Exercise goal:
Identify each line in the records below that contains the word "межевым", and copy it.

(Dataset entries)
• • • • •
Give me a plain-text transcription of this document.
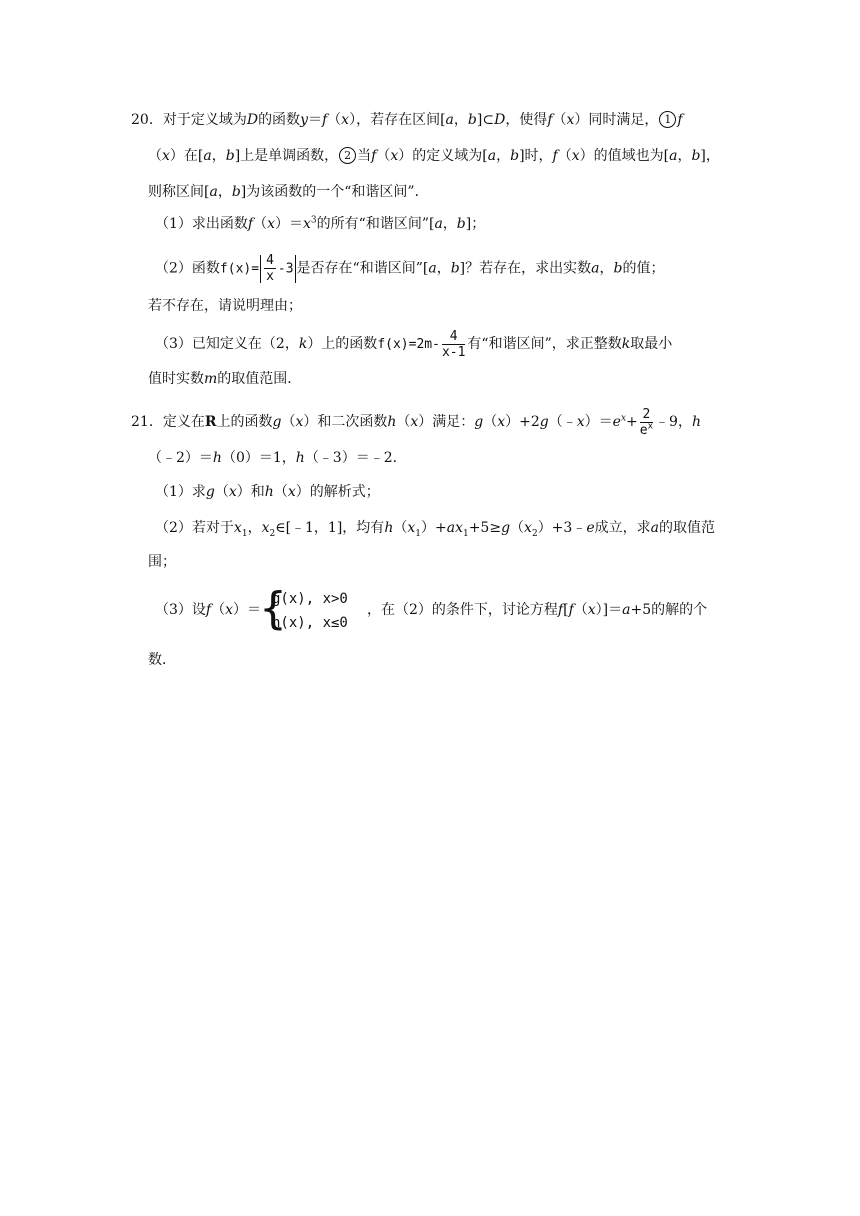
20．对于定义域为D的函数y＝f（x），若存在区间[a，b]⊂D，使得f（x）同时满足， 1 f
（x）在[a，b]上是单调函数， 2 当f（x）的定义域为[a，b]时，f（x）的值域也为[a，b]，
则称区间[a，b]为该函数的一个“和谐区间”．
（1）求出函数$f(x)=x^3$的所有“和谐区间”[a，b]；
（2）函数$f(x)= \frac{4}{x} -3$ 是否存在“和谐区间”[a，b]？若存在，求出实数a，b的值；
若不存在，请说明理由；
（3）已知定义在（2，k）上的函数$f(x)=2m- \frac{4}{x-1}$ 有“和谐区间”，求正整数k取最小
值时实数m的取值范围．
21．定义在R上的函数g（x）和二次函数h（x）满足：$g(x)+2g(﹣x)=e^x+ \frac{2}{e^x}$ ﹣9，h
（﹣2）＝h（0）＝1，h（﹣3）＝﹣2．
（1）求g（x）和h（x）的解析式；
（2）若对于$x_1$，$x_2\in[﹣1$，1]，均有$h(x_1)+ax_1+5\ge g(x_2)+3﹣e$成立，求a的取值范
围；
（3）设f（x）＝
{
g(x), x>0
h(x), x≤0
，在（2）的条件下，讨论方程f[f（x）]＝a+5的解的个
数．
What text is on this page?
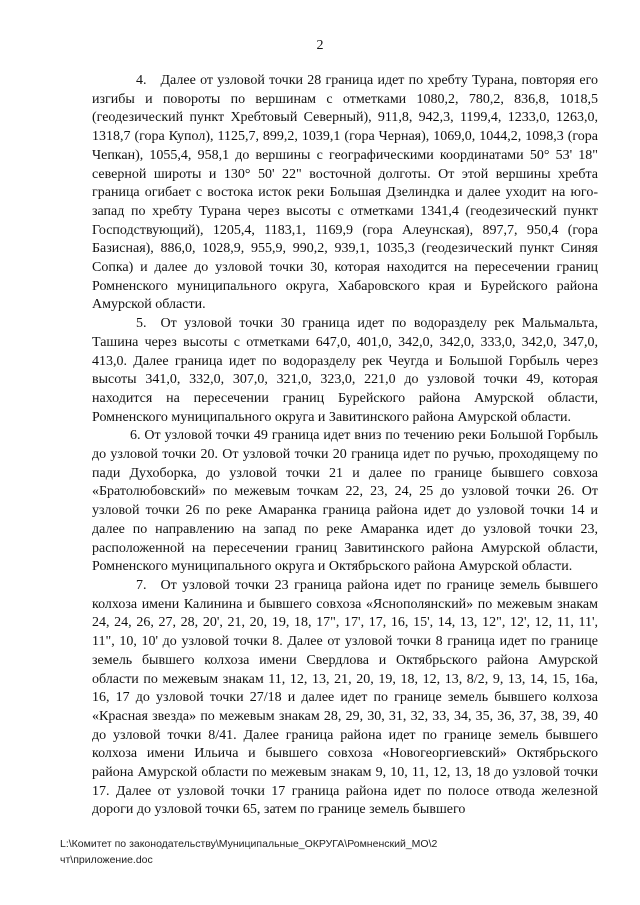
2

4. Далее от узловой точки 28 граница идет по хребту Турана, повторяя его изгибы и повороты по вершинам с отметками 1080,2, 780,2, 836,8, 1018,5 (геодезический пункт Хребтовый Северный), 911,8, 942,3, 1199,4, 1233,0, 1263,0, 1318,7 (гора Купол), 1125,7, 899,2, 1039,1 (гора Черная), 1069,0, 1044,2, 1098,3 (гора Чепкан), 1055,4, 958,1 до вершины с географическими координатами 50° 53' 18" северной широты и 130° 50' 22" восточной долготы. От этой вершины хребта граница огибает с востока исток реки Большая Дзелиндка и далее уходит на юго-запад по хребту Турана через высоты с отметками 1341,4 (геодезический пункт Господствующий), 1205,4, 1183,1, 1169,9 (гора Алеунская), 897,7, 950,4 (гора Базисная), 886,0, 1028,9, 955,9, 990,2, 939,1, 1035,3 (геодезический пункт Синяя Сопка) и далее до узловой точки 30, которая находится на пересечении границ Ромненского муниципального округа, Хабаровского края и Бурейского района Амурской области.

5. От узловой точки 30 граница идет по водоразделу рек Мальмальта, Ташина через высоты с отметками 647,0, 401,0, 342,0, 342,0, 333,0, 342,0, 347,0, 413,0. Далее граница идет по водоразделу рек Чеугда и Большой Горбыль через высоты 341,0, 332,0, 307,0, 321,0, 323,0, 221,0 до узловой точки 49, которая находится на пересечении границ Бурейского района Амурской области, Ромненского муниципального округа и Завитинского района Амурской области.

6. От узловой точки 49 граница идет вниз по течению реки Большой Горбыль до узловой точки 20. От узловой точки 20 граница идет по ручью, проходящему по пади Духоборка, до узловой точки 21 и далее по границе бывшего совхоза «Братолюбовский» по межевым точкам 22, 23, 24, 25 до узловой точки 26. От узловой точки 26 по реке Амаранка граница района идет до узловой точки 14 и далее по направлению на запад по реке Амаранка идет до узловой точки 23, расположенной на пересечении границ Завитинского района Амурской области, Ромненского муниципального округа и Октябрьского района Амурской области.

7. От узловой точки 23 граница района идет по границе земель бывшего колхоза имени Калинина и бывшего совхоза «Яснополянский» по межевым знакам 24, 24, 26, 27, 28, 20', 21, 20, 19, 18, 17", 17', 17, 16, 15', 14, 13, 12", 12', 12, 11, 11', 11", 10, 10' до узловой точки 8. Далее от узловой точки 8 граница идет по границе земель бывшего колхоза имени Свердлова и Октябрьского района Амурской области по межевым знакам 11, 12, 13, 21, 20, 19, 18, 12, 13, 8/2, 9, 13, 14, 15, 16а, 16, 17 до узловой точки 27/18 и далее идет по границе земель бывшего колхоза «Красная звезда» по межевым знакам 28, 29, 30, 31, 32, 33, 34, 35, 36, 37, 38, 39, 40 до узловой точки 8/41. Далее граница района идет по границе земель бывшего колхоза имени Ильича и бывшего совхоза «Новогеоргиевский» Октябрьского района Амурской области по межевым знакам 9, 10, 11, 12, 13, 18 до узловой точки 17. Далее от узловой точки 17 граница района идет по полосе отвода железной дороги до узловой точки 65, затем по границе земель бывшего

L:\Комитет по законодательству\Муниципальные_ОКРУГА\Ромненский_МО\2
чт\приложение.doc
• • • • •
The answer:
6. От узловой точки 49 граница идет вниз по течению реки Большой Горбыль до узловой точки 20. От узловой точки 20 граница идет по ручью, проходящему по пади Духоборка, до узловой точки 21 и далее по границе бывшего совхоза «Братолюбовский» по межевым точкам 22, 23, 24, 25 до узловой точки 26. От узловой точки 26 по реке Амаранка граница района идет до узловой точки 14 и далее по направлению на запад по реке Амаранка идет до узловой точки 23, расположенной на пересечении границ Завитинского района Амурской области, Ромненского муниципального округа и Октябрьского района Амурской области.
7. От узловой точки 23 граница района идет по границе земель бывшего колхоза имени Калинина и бывшего совхоза «Яснополянский» по межевым знакам 24, 24, 26, 27, 28, 20', 21, 20, 19, 18, 17", 17', 17, 16, 15', 14, 13, 12", 12', 12, 11, 11', 11", 10, 10' до узловой точки 8. Далее от узловой точки 8 граница идет по границе земель бывшего колхоза имени Свердлова и Октябрьского района Амурской области по межевым знакам 11, 12, 13, 21, 20, 19, 18, 12, 13, 8/2, 9, 13, 14, 15, 16а, 16, 17 до узловой точки 27/18 и далее идет по границе земель бывшего колхоза «Красная звезда» по межевым знакам 28, 29, 30, 31, 32, 33, 34, 35, 36, 37, 38, 39, 40 до узловой точки 8/41. Далее граница района идет по границе земель бывшего колхоза имени Ильича и бывшего совхоза «Новогеоргиевский» Октябрьского района Амурской области по межевым знакам 9, 10, 11, 12, 13, 18 до узловой точки 17. Далее от узловой точки 17 граница района идет по полосе отвода железной дороги до узловой точки 65, затем по границе земель бывшего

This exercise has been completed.